Your task.
Below is a listing to write out in full, exactly as given, without its pictures.

Records for this exercise.
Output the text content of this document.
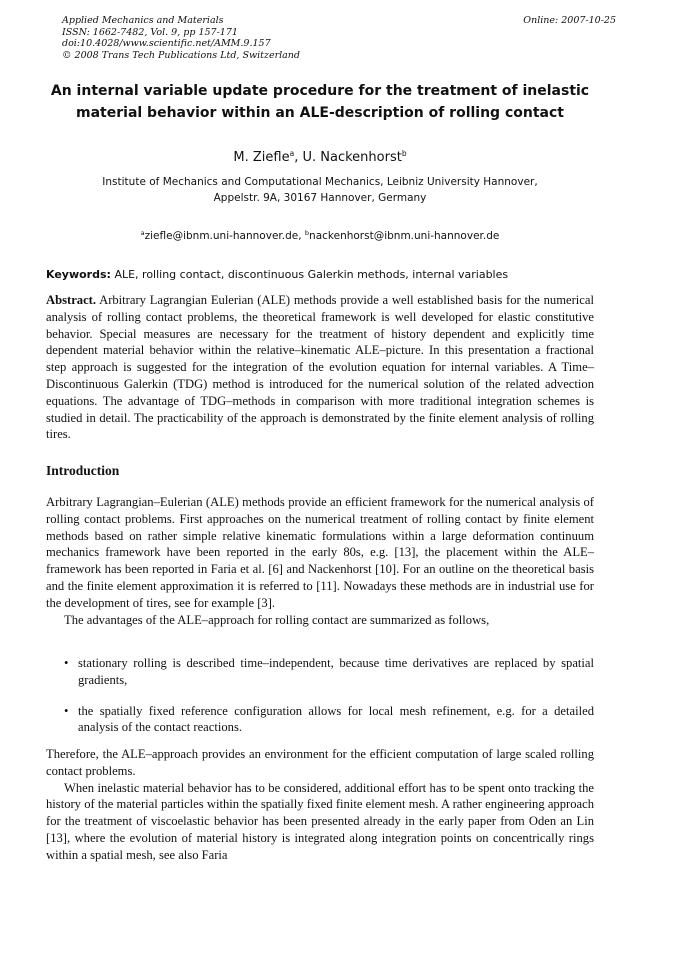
Applied Mechanics and Materials
ISSN: 1662-7482, Vol. 9, pp 157-171
doi:10.4028/www.scientific.net/AMM.9.157
© 2008 Trans Tech Publications Ltd, Switzerland
Online: 2007-10-25
An internal variable update procedure for the treatment of inelastic material behavior within an ALE-description of rolling contact
M. Ziefle$^a$, U. Nackenhorst$^b$
Institute of Mechanics and Computational Mechanics, Leibniz University Hannover,
Appelstr. 9A, 30167 Hannover, Germany
$^a$ziefle@ibnm.uni-hannover.de, $^b$nackenhorst@ibnm.uni-hannover.de
Keywords: ALE, rolling contact, discontinuous Galerkin methods, internal variables
Abstract. Arbitrary Lagrangian Eulerian (ALE) methods provide a well established basis for the numerical analysis of rolling contact problems, the theoretical framework is well developed for elastic constitutive behavior. Special measures are necessary for the treatment of history dependent and explicitly time dependent material behavior within the relative–kinematic ALE–picture. In this presentation a fractional step approach is suggested for the integration of the evolution equation for internal variables. A Time–Discontinuous Galerkin (TDG) method is introduced for the numerical solution of the related advection equations. The advantage of TDG–methods in comparison with more traditional integration schemes is studied in detail. The practicability of the approach is demonstrated by the finite element analysis of rolling tires.
Introduction
Arbitrary Lagrangian–Eulerian (ALE) methods provide an efficient framework for the numerical analysis of rolling contact problems. First approaches on the numerical treatment of rolling contact by finite element methods based on rather simple relative kinematic formulations within a large deformation continuum mechanics framework have been reported in the early 80s, e.g. [13], the placement within the ALE–framework has been reported in Faria et al. [6] and Nackenhorst [10]. For an outline on the theoretical basis and the finite element approximation it is referred to [11]. Nowadays these methods are in industrial use for the development of tires, see for example [3].
The advantages of the ALE–approach for rolling contact are summarized as follows,
• stationary rolling is described time–independent, because time derivatives are replaced by spatial gradients,
• the spatially fixed reference configuration allows for local mesh refinement, e.g. for a detailed analysis of the contact reactions.

Therefore, the ALE–approach provides an environment for the efficient computation of large scaled rolling contact problems.

When inelastic material behavior has to be considered, additional effort has to be spent onto tracking the history of the material particles within the spatially fixed finite element mesh. A rather engineering approach for the treatment of viscoelastic behavior has been presented already in the early paper from Oden an Lin [13], where the evolution of material history is integrated along integration points on concentrically rings within a spatial mesh, see also Faria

Result of this task.
Output the text content of this document.
Applied Mechanics and Materials
ISSN: 1662-7482, Vol. 9, pp 157-171
doi:10.4028/www.scientific.net/AMM.9.157
© 2008 Trans Tech Publications Ltd, Switzerland
Online: 2007-10-25
An internal variable update procedure for the treatment of inelastic material behavior within an ALE-description of rolling contact
M. Ziefle$^a$, U. Nackenhorst$^b$
Institute of Mechanics and Computational Mechanics, Leibniz University Hannover,
Appelstr. 9A, 30167 Hannover, Germany
$^a$ziefle@ibnm.uni-hannover.de, $^b$nackenhorst@ibnm.uni-hannover.de
Keywords: ALE, rolling contact, discontinuous Galerkin methods, internal variables
Abstract. Arbitrary Lagrangian Eulerian (ALE) methods provide a well established basis for the numerical analysis of rolling contact problems, the theoretical framework is well developed for elastic constitutive behavior. Special measures are necessary for the treatment of history dependent and explicitly time dependent material behavior within the relative–kinematic ALE–picture. In this presentation a fractional step approach is suggested for the integration of the evolution equation for internal variables. A Time–Discontinuous Galerkin (TDG) method is introduced for the numerical solution of the related advection equations. The advantage of TDG–methods in comparison with more traditional integration schemes is studied in detail. The practicability of the approach is demonstrated by the finite element analysis of rolling tires.
Introduction
Arbitrary Lagrangian–Eulerian (ALE) methods provide an efficient framework for the numerical analysis of rolling contact problems. First approaches on the numerical treatment of rolling contact by finite element methods based on rather simple relative kinematic formulations within a large deformation continuum mechanics framework have been reported in the early 80s, e.g. [13], the placement within the ALE–framework has been reported in Faria et al. [6] and Nackenhorst [10]. For an outline on the theoretical basis and the finite element approximation it is referred to [11]. Nowadays these methods are in industrial use for the development of tires, see for example [3].
The advantages of the ALE–approach for rolling contact are summarized as follows,
• stationary rolling is described time–independent, because time derivatives are replaced by spatial gradients,
• the spatially fixed reference configuration allows for local mesh refinement, e.g. for a detailed analysis of the contact reactions.

Therefore, the ALE–approach provides an environment for the efficient computation of large scaled rolling contact problems.

When inelastic material behavior has to be considered, additional effort has to be spent onto tracking the history of the material particles within the spatially fixed finite element mesh. A rather engineering approach for the treatment of viscoelastic behavior has been presented already in the early paper from Oden an Lin [13], where the evolution of material history is integrated along integration points on concentrically rings within a spatial mesh, see also Faria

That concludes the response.